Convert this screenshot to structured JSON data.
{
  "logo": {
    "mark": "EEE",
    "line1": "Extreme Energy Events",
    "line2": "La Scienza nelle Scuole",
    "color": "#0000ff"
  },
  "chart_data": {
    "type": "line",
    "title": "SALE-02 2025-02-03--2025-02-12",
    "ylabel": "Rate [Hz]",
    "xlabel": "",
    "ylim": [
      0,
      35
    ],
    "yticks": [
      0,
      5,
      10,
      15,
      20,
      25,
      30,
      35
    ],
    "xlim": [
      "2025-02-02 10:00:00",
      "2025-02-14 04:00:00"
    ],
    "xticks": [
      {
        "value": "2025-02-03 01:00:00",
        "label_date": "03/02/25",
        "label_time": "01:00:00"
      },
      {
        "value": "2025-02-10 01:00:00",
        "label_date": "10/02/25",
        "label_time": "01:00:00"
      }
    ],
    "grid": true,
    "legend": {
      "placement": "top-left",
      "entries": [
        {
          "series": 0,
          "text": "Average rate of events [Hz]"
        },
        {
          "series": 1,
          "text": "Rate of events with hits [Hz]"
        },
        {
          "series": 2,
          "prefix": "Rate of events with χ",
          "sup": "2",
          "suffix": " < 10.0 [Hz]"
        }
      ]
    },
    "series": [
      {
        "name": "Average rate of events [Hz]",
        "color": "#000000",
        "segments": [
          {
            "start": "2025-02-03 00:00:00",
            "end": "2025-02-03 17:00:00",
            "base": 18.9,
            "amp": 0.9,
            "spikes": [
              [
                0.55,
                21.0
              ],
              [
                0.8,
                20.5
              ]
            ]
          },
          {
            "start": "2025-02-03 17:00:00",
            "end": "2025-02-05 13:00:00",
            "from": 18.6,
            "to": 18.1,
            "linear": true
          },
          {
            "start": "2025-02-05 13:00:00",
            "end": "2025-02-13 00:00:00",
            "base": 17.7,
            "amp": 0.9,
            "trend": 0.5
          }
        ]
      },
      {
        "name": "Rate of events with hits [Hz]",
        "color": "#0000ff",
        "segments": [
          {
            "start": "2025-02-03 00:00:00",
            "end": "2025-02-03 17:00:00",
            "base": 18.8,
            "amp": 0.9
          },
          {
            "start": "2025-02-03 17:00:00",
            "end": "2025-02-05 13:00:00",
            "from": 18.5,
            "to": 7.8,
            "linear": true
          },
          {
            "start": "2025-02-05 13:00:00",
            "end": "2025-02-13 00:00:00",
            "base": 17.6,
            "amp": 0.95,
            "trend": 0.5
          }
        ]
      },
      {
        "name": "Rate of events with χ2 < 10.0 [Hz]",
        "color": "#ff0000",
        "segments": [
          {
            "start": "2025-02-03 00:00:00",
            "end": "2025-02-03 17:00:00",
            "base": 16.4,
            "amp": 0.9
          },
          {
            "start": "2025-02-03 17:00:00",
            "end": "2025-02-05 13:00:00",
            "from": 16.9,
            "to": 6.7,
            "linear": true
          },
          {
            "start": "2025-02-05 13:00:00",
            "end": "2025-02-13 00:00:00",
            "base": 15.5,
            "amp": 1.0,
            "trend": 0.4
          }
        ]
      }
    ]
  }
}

□ □ □ □ □ □ □

| DIRECTION |
Extract the complete data, matching each line exactly.

| THE ANSWER |
Convert this screenshot to structured JSON data.
{
  "logo": {
    "mark": "EEE",
    "line1": "Extreme Energy Events",
    "line2": "La Scienza nelle Scuole",
    "color": "#0000ff"
  },
  "chart_data": {
    "type": "line",
    "title": "SALE-02 2025-02-03--2025-02-12",
    "ylabel": "Rate [Hz]",
    "xlabel": "",
    "ylim": [
      0,
      35
    ],
    "yticks": [
      0,
      5,
      10,
      15,
      20,
      25,
      30,
      35
    ],
    "xlim": [
      "2025-02-02 10:00:00",
      "2025-02-14 04:00:00"
    ],
    "xticks": [
      {
        "value": "2025-02-03 01:00:00",
        "label_date": "03/02/25",
        "label_time": "01:00:00"
      },
      {
        "value": "2025-02-10 01:00:00",
        "label_date": "10/02/25",
        "label_time": "01:00:00"
      }
    ],
    "grid": true,
    "legend": {
      "placement": "top-left",
      "entries": [
        {
          "series": 0,
          "text": "Average rate of events [Hz]"
        },
        {
          "series": 1,
          "text": "Rate of events with hits [Hz]"
        },
        {
          "series": 2,
          "prefix": "Rate of events with χ",
          "sup": "2",
          "suffix": " < 10.0 [Hz]"
        }
      ]
    },
    "series": [
      {
        "name": "Average rate of events [Hz]",
        "color": "#000000",
        "segments": [
          {
            "start": "2025-02-03 00:00:00",
            "end": "2025-02-03 17:00:00",
            "base": 18.9,
            "amp": 0.9,
            "spikes": [
              [
                0.55,
                21.0
              ],
              [
                0.8,
                20.5
              ]
            ]
          },
          {
            "start": "2025-02-03 17:00:00",
            "end": "2025-02-05 13:00:00",
            "from": 18.6,
            "to": 18.1,
            "linear": true
          },
          {
            "start": "2025-02-05 13:00:00",
            "end": "2025-02-13 00:00:00",
            "base": 17.7,
            "amp": 0.9,
            "trend": 0.5
          }
        ]
      },
      {
        "name": "Rate of events with hits [Hz]",
        "color": "#0000ff",
        "segments": [
          {
            "start": "2025-02-03 00:00:00",
            "end": "2025-02-03 17:00:00",
            "base": 18.8,
            "amp": 0.9
          },
          {
            "start": "2025-02-03 17:00:00",
            "end": "2025-02-05 13:00:00",
            "from": 18.5,
            "to": 7.8,
            "linear": true
          },
          {
            "start": "2025-02-05 13:00:00",
            "end": "2025-02-13 00:00:00",
            "base": 17.6,
            "amp": 0.95,
            "trend": 0.5
          }
        ]
      },
      {
        "name": "Rate of events with χ2 < 10.0 [Hz]",
        "color": "#ff0000",
        "segments": [
          {
            "start": "2025-02-03 00:00:00",
            "end": "2025-02-03 17:00:00",
            "base": 16.4,
            "amp": 0.9
          },
          {
            "start": "2025-02-03 17:00:00",
            "end": "2025-02-05 13:00:00",
            "from": 16.9,
            "to": 6.7,
            "linear": true
          },
          {
            "start": "2025-02-05 13:00:00",
            "end": "2025-02-13 00:00:00",
            "base": 15.5,
            "amp": 1.0,
            "trend": 0.4
          }
        ]
      }
    ]
  }
}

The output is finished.